YOUR ASSIGNMENT: Could you give the entries again, exactly as written?

EXERCISE MATERIAL:

--------------------------------

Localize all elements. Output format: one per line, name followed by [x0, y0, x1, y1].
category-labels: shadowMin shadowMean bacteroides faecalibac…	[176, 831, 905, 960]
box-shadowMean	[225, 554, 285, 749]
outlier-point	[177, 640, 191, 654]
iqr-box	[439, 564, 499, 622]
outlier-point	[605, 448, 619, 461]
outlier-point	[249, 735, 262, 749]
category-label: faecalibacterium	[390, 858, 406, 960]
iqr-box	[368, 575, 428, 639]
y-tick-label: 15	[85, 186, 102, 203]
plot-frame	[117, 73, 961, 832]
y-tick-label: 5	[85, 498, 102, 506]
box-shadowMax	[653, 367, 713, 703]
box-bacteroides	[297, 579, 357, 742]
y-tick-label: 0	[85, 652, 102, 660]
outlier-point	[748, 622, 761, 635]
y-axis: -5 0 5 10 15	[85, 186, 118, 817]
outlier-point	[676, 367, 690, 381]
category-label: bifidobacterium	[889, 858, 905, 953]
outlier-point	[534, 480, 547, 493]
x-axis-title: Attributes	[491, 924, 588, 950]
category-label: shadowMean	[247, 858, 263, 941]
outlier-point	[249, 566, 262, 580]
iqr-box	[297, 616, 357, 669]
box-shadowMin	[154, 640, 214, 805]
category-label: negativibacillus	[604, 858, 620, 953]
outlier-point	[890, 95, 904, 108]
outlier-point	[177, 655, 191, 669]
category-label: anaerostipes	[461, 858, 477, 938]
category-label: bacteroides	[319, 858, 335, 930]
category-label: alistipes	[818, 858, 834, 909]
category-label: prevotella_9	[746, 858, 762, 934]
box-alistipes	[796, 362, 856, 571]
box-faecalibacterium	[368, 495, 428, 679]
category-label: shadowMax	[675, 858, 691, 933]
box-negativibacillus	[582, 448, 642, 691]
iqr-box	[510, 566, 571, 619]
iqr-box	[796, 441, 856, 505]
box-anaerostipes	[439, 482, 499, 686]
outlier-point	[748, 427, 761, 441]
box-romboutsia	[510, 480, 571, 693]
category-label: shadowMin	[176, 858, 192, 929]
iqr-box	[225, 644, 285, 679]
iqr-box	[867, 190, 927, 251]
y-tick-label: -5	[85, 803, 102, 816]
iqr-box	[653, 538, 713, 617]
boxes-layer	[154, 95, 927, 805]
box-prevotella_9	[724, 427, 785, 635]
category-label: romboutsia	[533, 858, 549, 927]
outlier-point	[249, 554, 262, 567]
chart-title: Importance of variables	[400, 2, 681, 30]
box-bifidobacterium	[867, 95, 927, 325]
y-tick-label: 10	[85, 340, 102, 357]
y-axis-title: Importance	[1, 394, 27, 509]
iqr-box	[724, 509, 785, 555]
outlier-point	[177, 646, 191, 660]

--------------------------------

SOLUTION TO THIS TASK:
Localize all elements. Output format: one per line, name followed by [x0, y0, x1, y1].
category-labels: shadowMin shadowMean bacteroides faecalibac…	[176, 831, 905, 960]
box-shadowMean	[225, 554, 285, 749]
outlier-point	[177, 640, 191, 654]
iqr-box	[439, 564, 499, 622]
outlier-point	[605, 448, 619, 461]
outlier-point	[249, 735, 262, 749]
category-label: faecalibacterium	[390, 858, 406, 960]
iqr-box	[368, 575, 428, 639]
y-tick-label: 15	[85, 186, 102, 203]
plot-frame	[117, 73, 961, 832]
y-tick-label: 5	[85, 498, 102, 506]
box-shadowMax	[653, 367, 713, 703]
box-bacteroides	[297, 579, 357, 742]
y-tick-label: 0	[85, 652, 102, 660]
outlier-point	[748, 622, 761, 635]
y-axis: -5 0 5 10 15	[85, 186, 118, 817]
outlier-point	[676, 367, 690, 381]
category-label: bifidobacterium	[889, 858, 905, 953]
outlier-point	[534, 480, 547, 493]
x-axis-title: Attributes	[491, 924, 588, 950]
category-label: shadowMean	[247, 858, 263, 941]
outlier-point	[249, 566, 262, 580]
iqr-box	[297, 616, 357, 669]
box-shadowMin	[154, 640, 214, 805]
category-label: negativibacillus	[604, 858, 620, 953]
outlier-point	[890, 95, 904, 108]
outlier-point	[177, 655, 191, 669]
category-label: anaerostipes	[461, 858, 477, 938]
category-label: bacteroides	[319, 858, 335, 930]
category-label: alistipes	[818, 858, 834, 909]
category-label: prevotella_9	[746, 858, 762, 934]
box-alistipes	[796, 362, 856, 571]
box-faecalibacterium	[368, 495, 428, 679]
category-label: shadowMax	[675, 858, 691, 933]
box-negativibacillus	[582, 448, 642, 691]
iqr-box	[510, 566, 571, 619]
iqr-box	[796, 441, 856, 505]
box-anaerostipes	[439, 482, 499, 686]
outlier-point	[748, 427, 761, 441]
box-romboutsia	[510, 480, 571, 693]
category-label: shadowMin	[176, 858, 192, 929]
iqr-box	[225, 644, 285, 679]
iqr-box	[867, 190, 927, 251]
y-tick-label: -5	[85, 803, 102, 816]
iqr-box	[653, 538, 713, 617]
boxes-layer	[154, 95, 927, 805]
box-prevotella_9	[724, 427, 785, 635]
category-label: romboutsia	[533, 858, 549, 927]
outlier-point	[249, 554, 262, 567]
chart-title: Importance of variables	[400, 2, 681, 30]
box-bifidobacterium	[867, 95, 927, 325]
y-tick-label: 10	[85, 340, 102, 357]
y-axis-title: Importance	[1, 394, 27, 509]
iqr-box	[724, 509, 785, 555]
outlier-point	[177, 646, 191, 660]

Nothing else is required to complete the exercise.